*Requirements*
Select every line containing the word "земель" from the material, and copy those lines.

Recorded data
__________________________________________________

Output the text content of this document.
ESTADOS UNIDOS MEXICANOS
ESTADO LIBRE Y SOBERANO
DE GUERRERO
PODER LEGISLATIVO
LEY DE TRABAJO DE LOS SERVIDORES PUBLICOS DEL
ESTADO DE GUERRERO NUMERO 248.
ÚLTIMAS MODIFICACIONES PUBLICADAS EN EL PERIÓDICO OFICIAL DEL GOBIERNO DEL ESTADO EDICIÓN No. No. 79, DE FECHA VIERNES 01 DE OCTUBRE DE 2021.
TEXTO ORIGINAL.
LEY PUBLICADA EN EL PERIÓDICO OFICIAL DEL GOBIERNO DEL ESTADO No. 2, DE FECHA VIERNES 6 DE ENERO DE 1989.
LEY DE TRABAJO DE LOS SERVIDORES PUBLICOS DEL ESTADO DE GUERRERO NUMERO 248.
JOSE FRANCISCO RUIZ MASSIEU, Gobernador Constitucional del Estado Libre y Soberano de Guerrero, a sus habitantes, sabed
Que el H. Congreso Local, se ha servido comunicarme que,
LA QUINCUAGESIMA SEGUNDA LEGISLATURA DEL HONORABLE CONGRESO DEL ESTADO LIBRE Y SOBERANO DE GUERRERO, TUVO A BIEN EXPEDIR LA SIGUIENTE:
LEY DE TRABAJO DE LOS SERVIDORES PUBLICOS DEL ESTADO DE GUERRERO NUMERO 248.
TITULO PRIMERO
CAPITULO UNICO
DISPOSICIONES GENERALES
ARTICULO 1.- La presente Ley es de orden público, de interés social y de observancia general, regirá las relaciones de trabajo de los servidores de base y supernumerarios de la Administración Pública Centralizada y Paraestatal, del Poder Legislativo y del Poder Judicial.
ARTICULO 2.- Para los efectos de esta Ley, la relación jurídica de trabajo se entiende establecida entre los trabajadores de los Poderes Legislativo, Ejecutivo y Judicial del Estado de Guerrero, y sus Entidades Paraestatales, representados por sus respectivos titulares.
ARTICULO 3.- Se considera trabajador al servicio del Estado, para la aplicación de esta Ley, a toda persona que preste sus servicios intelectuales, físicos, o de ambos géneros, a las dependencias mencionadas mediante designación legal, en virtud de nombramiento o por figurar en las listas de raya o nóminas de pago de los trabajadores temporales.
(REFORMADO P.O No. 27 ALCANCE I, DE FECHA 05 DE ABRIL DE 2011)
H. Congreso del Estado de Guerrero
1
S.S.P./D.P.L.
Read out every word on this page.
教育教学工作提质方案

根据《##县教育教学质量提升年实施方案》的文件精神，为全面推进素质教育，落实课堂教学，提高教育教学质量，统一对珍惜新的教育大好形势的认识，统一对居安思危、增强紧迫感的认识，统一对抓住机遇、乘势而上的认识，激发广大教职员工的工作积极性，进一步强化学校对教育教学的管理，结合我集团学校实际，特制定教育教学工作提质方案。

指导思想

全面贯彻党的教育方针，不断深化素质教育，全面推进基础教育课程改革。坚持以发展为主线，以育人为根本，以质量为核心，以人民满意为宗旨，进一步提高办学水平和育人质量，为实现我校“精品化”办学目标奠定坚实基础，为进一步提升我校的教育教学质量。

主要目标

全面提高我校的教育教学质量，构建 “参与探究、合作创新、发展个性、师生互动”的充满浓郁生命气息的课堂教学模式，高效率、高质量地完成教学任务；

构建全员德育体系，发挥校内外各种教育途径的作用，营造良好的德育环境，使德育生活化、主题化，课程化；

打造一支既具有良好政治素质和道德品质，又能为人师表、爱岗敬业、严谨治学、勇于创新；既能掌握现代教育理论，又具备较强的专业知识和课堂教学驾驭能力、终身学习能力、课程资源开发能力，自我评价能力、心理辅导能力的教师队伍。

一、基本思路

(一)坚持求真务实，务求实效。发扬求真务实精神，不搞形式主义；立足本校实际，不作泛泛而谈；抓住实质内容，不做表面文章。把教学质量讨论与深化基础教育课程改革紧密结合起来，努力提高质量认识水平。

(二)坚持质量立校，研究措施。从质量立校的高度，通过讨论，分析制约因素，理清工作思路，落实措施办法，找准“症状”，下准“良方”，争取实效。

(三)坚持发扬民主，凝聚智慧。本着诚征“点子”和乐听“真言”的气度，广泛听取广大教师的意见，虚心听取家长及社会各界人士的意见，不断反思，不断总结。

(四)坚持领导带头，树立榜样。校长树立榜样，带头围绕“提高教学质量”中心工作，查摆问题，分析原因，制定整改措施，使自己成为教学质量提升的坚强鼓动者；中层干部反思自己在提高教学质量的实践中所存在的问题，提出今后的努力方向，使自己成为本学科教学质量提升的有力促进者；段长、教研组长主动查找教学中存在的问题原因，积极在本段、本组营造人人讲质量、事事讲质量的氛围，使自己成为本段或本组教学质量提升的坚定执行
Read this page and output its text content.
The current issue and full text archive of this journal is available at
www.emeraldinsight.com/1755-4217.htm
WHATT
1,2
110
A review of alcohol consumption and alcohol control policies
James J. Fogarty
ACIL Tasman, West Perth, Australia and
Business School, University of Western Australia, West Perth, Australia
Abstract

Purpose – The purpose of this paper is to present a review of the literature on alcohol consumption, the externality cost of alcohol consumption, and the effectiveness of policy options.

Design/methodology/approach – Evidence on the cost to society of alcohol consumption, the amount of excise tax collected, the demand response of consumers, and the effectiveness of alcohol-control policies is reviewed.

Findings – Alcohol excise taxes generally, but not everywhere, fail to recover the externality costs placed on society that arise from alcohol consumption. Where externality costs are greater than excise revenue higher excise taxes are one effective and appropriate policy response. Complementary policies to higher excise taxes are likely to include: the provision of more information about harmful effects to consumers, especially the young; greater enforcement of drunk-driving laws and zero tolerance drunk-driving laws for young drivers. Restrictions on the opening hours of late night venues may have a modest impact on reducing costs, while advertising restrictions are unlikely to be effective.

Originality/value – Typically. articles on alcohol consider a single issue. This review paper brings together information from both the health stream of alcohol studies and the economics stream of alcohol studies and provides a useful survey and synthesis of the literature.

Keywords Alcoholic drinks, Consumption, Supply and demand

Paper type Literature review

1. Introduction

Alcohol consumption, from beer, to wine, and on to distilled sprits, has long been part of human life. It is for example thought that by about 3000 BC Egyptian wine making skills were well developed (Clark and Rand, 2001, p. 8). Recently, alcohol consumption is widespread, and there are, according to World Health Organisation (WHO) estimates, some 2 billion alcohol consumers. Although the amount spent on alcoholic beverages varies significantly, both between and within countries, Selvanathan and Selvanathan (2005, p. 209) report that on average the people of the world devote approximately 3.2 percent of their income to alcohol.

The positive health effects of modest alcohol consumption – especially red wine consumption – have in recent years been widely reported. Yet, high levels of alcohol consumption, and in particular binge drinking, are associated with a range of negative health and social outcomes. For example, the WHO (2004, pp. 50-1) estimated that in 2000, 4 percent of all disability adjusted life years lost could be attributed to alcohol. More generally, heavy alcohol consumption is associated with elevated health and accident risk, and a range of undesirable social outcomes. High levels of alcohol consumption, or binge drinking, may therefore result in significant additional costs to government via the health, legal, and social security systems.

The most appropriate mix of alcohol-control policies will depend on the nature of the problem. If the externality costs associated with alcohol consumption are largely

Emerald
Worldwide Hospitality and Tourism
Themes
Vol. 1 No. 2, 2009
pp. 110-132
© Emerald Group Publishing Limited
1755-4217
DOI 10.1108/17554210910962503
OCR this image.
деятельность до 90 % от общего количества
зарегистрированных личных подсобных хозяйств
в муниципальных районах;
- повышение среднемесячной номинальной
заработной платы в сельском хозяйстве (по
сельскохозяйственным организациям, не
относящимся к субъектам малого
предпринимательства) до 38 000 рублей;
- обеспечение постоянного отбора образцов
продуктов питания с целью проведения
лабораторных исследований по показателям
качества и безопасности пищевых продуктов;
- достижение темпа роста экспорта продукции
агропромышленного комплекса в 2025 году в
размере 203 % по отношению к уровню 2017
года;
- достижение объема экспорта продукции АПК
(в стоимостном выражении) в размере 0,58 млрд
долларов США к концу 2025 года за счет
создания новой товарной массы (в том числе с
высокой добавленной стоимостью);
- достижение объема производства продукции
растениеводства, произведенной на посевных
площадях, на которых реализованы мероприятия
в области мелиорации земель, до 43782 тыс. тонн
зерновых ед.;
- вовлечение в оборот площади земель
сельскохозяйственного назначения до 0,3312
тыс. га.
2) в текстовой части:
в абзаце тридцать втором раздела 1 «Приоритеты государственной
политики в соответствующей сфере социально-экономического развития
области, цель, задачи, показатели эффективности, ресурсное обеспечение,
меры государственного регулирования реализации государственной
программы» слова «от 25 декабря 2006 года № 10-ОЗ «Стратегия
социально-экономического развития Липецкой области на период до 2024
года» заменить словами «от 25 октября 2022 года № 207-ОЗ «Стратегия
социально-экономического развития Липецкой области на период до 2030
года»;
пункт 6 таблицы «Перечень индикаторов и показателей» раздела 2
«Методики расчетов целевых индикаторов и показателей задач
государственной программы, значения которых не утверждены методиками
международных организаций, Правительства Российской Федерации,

__________________________________________________

*Reply*
в области мелиорации земель, до 43782 тыс. тонн
- вовлечение в оборот площади земель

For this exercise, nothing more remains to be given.